--- Working data ---
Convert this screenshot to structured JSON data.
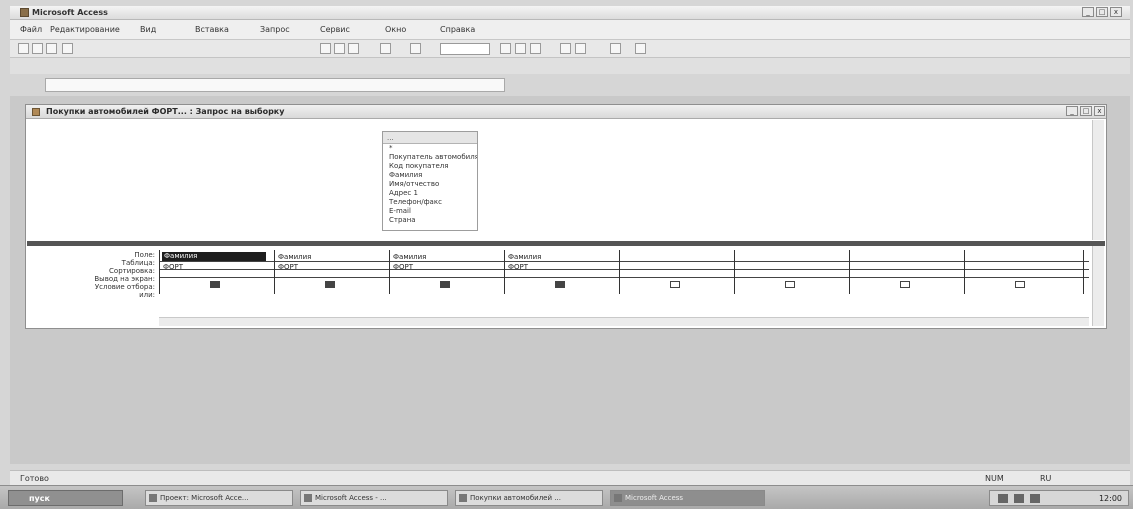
{
  "app": {
    "title": "Microsoft Access",
    "menu": [
      "Файл",
      "Редактирование",
      "Вид",
      "Вставка",
      "Запрос",
      "Сервис",
      "Окно",
      "Справка"
    ]
  },
  "query_window": {
    "title": "Покупки автомобилей ФОРТ... : Запрос на выборку",
    "field_list": {
      "title": "...",
      "items": [
        "*",
        "Покупатель автомобиля",
        "Код покупателя",
        "Фамилия",
        "Имя/отчество",
        "Адрес 1",
        "Телефон/факс",
        "E-mail",
        "Страна"
      ]
    }
  },
  "grid": {
    "row_labels": [
      "Поле:",
      "Таблица:",
      "Сортировка:",
      "Вывод на экран:",
      "Условие отбора:",
      "или:"
    ],
    "columns": [
      {
        "field": "Фамилия",
        "table": "ФОРТ",
        "show": true
      },
      {
        "field": "Фамилия",
        "table": "ФОРТ",
        "show": true
      },
      {
        "field": "Фамилия",
        "table": "ФОРТ",
        "show": true
      },
      {
        "field": "Фамилия",
        "table": "ФОРТ",
        "show": true
      },
      {
        "field": "",
        "table": "",
        "show": false
      },
      {
        "field": "",
        "table": "",
        "show": false
      },
      {
        "field": "",
        "table": "",
        "show": false
      },
      {
        "field": "",
        "table": "",
        "show": false
      }
    ]
  },
  "statusbar": {
    "left": "Готово",
    "right1": "NUM",
    "right2": "RU"
  },
  "taskbar": {
    "start": "пуск",
    "tasks": [
      "Проект: Microsoft Acce...",
      "Microsoft Access - ...",
      "Покупки автомобилей ...",
      "Microsoft Access"
    ],
    "clock": "12:00"
  },
  "colors": {
    "splitter": "#555555",
    "selection": "#1e1e1e"
  }
}
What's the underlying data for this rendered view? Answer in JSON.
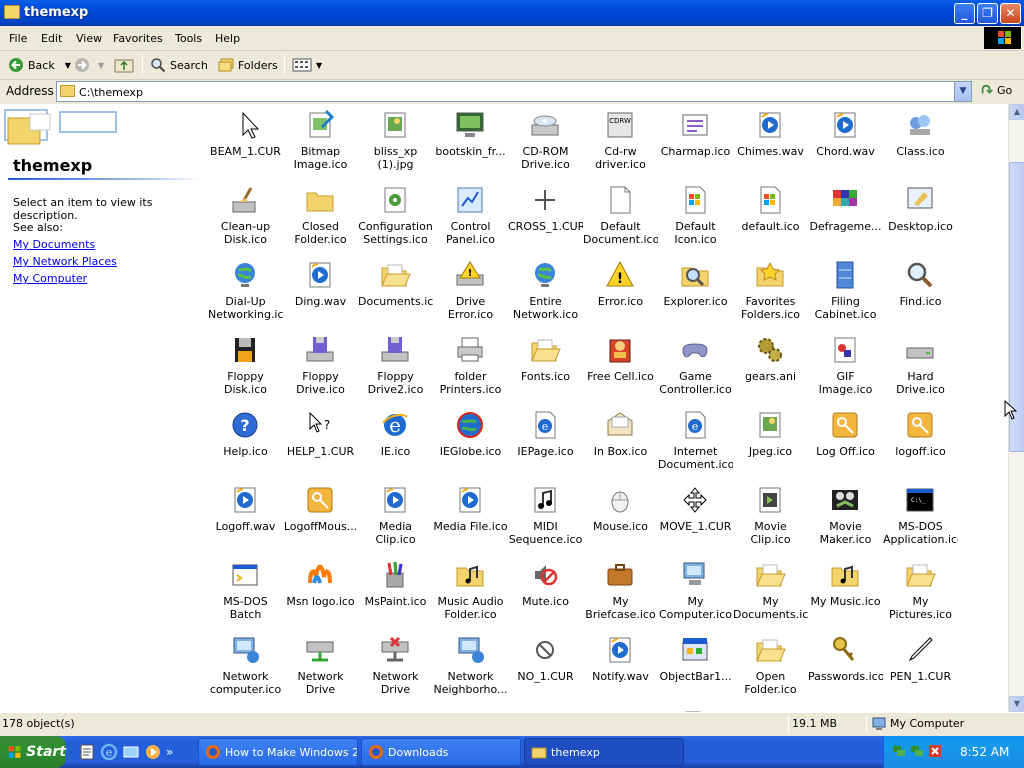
{
  "window": {
    "title": "themexp"
  },
  "menu": [
    "File",
    "Edit",
    "View",
    "Favorites",
    "Tools",
    "Help"
  ],
  "toolbar": {
    "back": "Back",
    "search": "Search",
    "folders": "Folders"
  },
  "address": {
    "label": "Address",
    "value": "C:\\themexp",
    "go": "Go"
  },
  "left_panel": {
    "title": "themexp",
    "description": "Select an item to view its description.",
    "see_also": "See also:",
    "links": [
      "My Documents",
      "My Network Places",
      "My Computer"
    ]
  },
  "files": [
    {
      "label": "",
      "icon": "cursor-icon"
    },
    {
      "label": "",
      "icon": "bitmap-icon"
    },
    {
      "label": "",
      "icon": "jpeg-icon"
    },
    {
      "label": "",
      "icon": "screen-icon"
    },
    {
      "label": "",
      "icon": "cdrom-icon"
    },
    {
      "label": "",
      "icon": "cdrw-icon"
    },
    {
      "label": "",
      "icon": "charmap-icon"
    },
    {
      "label": "",
      "icon": "sound-icon"
    },
    {
      "label": "",
      "icon": "sound-icon"
    },
    {
      "label": "",
      "icon": "class-icon"
    },
    {
      "label": "BEAM_1.CUR",
      "icon": "cursor-icon"
    },
    {
      "label": "Bitmap\nImage.ico",
      "icon": "bitmap-icon"
    },
    {
      "label": "bliss_xp\n(1).jpg",
      "icon": "jpeg-icon"
    },
    {
      "label": "bootskin_fr...",
      "icon": "screen-icon"
    },
    {
      "label": "CD-ROM\nDrive.ico",
      "icon": "cdrom-icon"
    },
    {
      "label": "Cd-rw\ndriver.ico",
      "icon": "cdrw-icon"
    },
    {
      "label": "Charmap.ico",
      "icon": "charmap-icon"
    },
    {
      "label": "Chimes.wav",
      "icon": "sound-icon"
    },
    {
      "label": "Chord.wav",
      "icon": "sound-icon"
    },
    {
      "label": "Class.ico",
      "icon": "class-icon"
    },
    {
      "label": "Clean-up\nDisk.ico",
      "icon": "cleanup-icon"
    },
    {
      "label": "Closed\nFolder.ico",
      "icon": "folder-icon"
    },
    {
      "label": "Configuration\nSettings.ico",
      "icon": "settings-icon"
    },
    {
      "label": "Control\nPanel.ico",
      "icon": "control-panel-icon"
    },
    {
      "label": "CROSS_1.CUR",
      "icon": "cross-icon"
    },
    {
      "label": "Default\nDocument.ico",
      "icon": "document-icon"
    },
    {
      "label": "Default\nIcon.ico",
      "icon": "windows-logo-icon"
    },
    {
      "label": "default.ico",
      "icon": "windows-logo-icon"
    },
    {
      "label": "Defrageme...",
      "icon": "defrag-icon"
    },
    {
      "label": "Desktop.ico",
      "icon": "desktop-icon"
    },
    {
      "label": "Dial-Up\nNetworking.ico",
      "icon": "globe-icon"
    },
    {
      "label": "Ding.wav",
      "icon": "sound-icon"
    },
    {
      "label": "Documents.ico",
      "icon": "open-folder-icon"
    },
    {
      "label": "Drive Error.ico",
      "icon": "drive-error-icon"
    },
    {
      "label": "Entire\nNetwork.ico",
      "icon": "globe-icon"
    },
    {
      "label": "Error.ico",
      "icon": "warning-icon"
    },
    {
      "label": "Explorer.ico",
      "icon": "explorer-icon"
    },
    {
      "label": "Favorites\nFolders.ico",
      "icon": "favorites-icon"
    },
    {
      "label": "Filing\nCabinet.ico",
      "icon": "cabinet-icon"
    },
    {
      "label": "Find.ico",
      "icon": "magnifier-icon"
    },
    {
      "label": "Floppy Disk.ico",
      "icon": "floppy-icon"
    },
    {
      "label": "Floppy\nDrive.ico",
      "icon": "floppy-drive-icon"
    },
    {
      "label": "Floppy\nDrive2.ico",
      "icon": "floppy-drive-icon"
    },
    {
      "label": "folder\nPrinters.ico",
      "icon": "printer-icon"
    },
    {
      "label": "Fonts.ico",
      "icon": "open-folder-icon"
    },
    {
      "label": "Free Cell.ico",
      "icon": "freecell-icon"
    },
    {
      "label": "Game\nController.ico",
      "icon": "gamepad-icon"
    },
    {
      "label": "gears.ani",
      "icon": "gears-icon"
    },
    {
      "label": "GIF Image.ico",
      "icon": "gif-icon"
    },
    {
      "label": "Hard Drive.ico",
      "icon": "hard-drive-icon"
    },
    {
      "label": "Help.ico",
      "icon": "help-icon"
    },
    {
      "label": "HELP_1.CUR",
      "icon": "help-cursor-icon"
    },
    {
      "label": "IE.ico",
      "icon": "ie-icon"
    },
    {
      "label": "IEGlobe.ico",
      "icon": "ie-globe-icon"
    },
    {
      "label": "IEPage.ico",
      "icon": "ie-page-icon"
    },
    {
      "label": "In Box.ico",
      "icon": "inbox-icon"
    },
    {
      "label": "Internet\nDocument.ico",
      "icon": "ie-page-icon"
    },
    {
      "label": "Jpeg.ico",
      "icon": "jpeg-icon"
    },
    {
      "label": "Log Off.ico",
      "icon": "key-icon"
    },
    {
      "label": "logoff.ico",
      "icon": "key-icon"
    },
    {
      "label": "Logoff.wav",
      "icon": "sound-icon"
    },
    {
      "label": "LogoffMous...",
      "icon": "key-icon"
    },
    {
      "label": "Media Clip.ico",
      "icon": "sound-icon"
    },
    {
      "label": "Media File.ico",
      "icon": "sound-icon"
    },
    {
      "label": "MIDI\nSequence.ico",
      "icon": "midi-icon"
    },
    {
      "label": "Mouse.ico",
      "icon": "mouse-icon"
    },
    {
      "label": "MOVE_1.CUR",
      "icon": "move-cursor-icon"
    },
    {
      "label": "Movie Clip.ico",
      "icon": "film-icon"
    },
    {
      "label": "Movie\nMaker.ico",
      "icon": "movie-maker-icon"
    },
    {
      "label": "MS-DOS\nApplication.ico",
      "icon": "msdos-icon"
    },
    {
      "label": "MS-DOS Batch\nFile.ico",
      "icon": "batch-icon"
    },
    {
      "label": "Msn logo.ico",
      "icon": "msn-icon"
    },
    {
      "label": "MsPaint.ico",
      "icon": "paint-icon"
    },
    {
      "label": "Music Audio\nFolder.ico",
      "icon": "music-folder-icon"
    },
    {
      "label": "Mute.ico",
      "icon": "mute-icon"
    },
    {
      "label": "My\nBriefcase.ico",
      "icon": "briefcase-icon"
    },
    {
      "label": "My\nComputer.ico",
      "icon": "computer-icon"
    },
    {
      "label": "My\nDocuments.ico",
      "icon": "open-folder-icon"
    },
    {
      "label": "My Music.ico",
      "icon": "music-folder-icon"
    },
    {
      "label": "My\nPictures.ico",
      "icon": "open-folder-icon"
    },
    {
      "label": "Network\ncomputer.ico",
      "icon": "network-computer-icon"
    },
    {
      "label": "Network Drive\n(connected...",
      "icon": "network-drive-icon"
    },
    {
      "label": "Network Drive\n(offline).ico",
      "icon": "network-drive-offline-icon"
    },
    {
      "label": "Network\nNeighborho...",
      "icon": "network-computer-icon"
    },
    {
      "label": "NO_1.CUR",
      "icon": "no-cursor-icon"
    },
    {
      "label": "Notify.wav",
      "icon": "sound-icon"
    },
    {
      "label": "ObjectBar1...",
      "icon": "objectbar-icon"
    },
    {
      "label": "Open\nFolder.ico",
      "icon": "open-folder-icon"
    },
    {
      "label": "Passwords.ico",
      "icon": "keys-icon"
    },
    {
      "label": "PEN_1.CUR",
      "icon": "pen-cursor-icon"
    },
    {
      "label": "",
      "icon": "computer-icon"
    },
    {
      "label": "",
      "icon": "printer-icon"
    },
    {
      "label": "",
      "icon": "printer-icon"
    },
    {
      "label": "",
      "icon": "control-panel-icon"
    },
    {
      "label": "",
      "icon": "window-icon"
    },
    {
      "label": "",
      "icon": "drive-icon"
    },
    {
      "label": "",
      "icon": "document-icon"
    },
    {
      "label": "",
      "icon": "recycle-icon"
    },
    {
      "label": "",
      "icon": "recycle-icon"
    },
    {
      "label": "",
      "icon": "sound-icon"
    }
  ],
  "status": {
    "objects": "178 object(s)",
    "size": "19.1 MB",
    "location": "My Computer"
  },
  "taskbar": {
    "start": "Start",
    "tasks": [
      "How to Make Windows 2...",
      "Downloads",
      "themexp"
    ],
    "clock": "8:52 AM"
  }
}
---
Whichever lines contain the string "Access", select and copy them.

- The result
    "title": "Microsoft Access",
      "Microsoft Access - ...",
      "Microsoft Access"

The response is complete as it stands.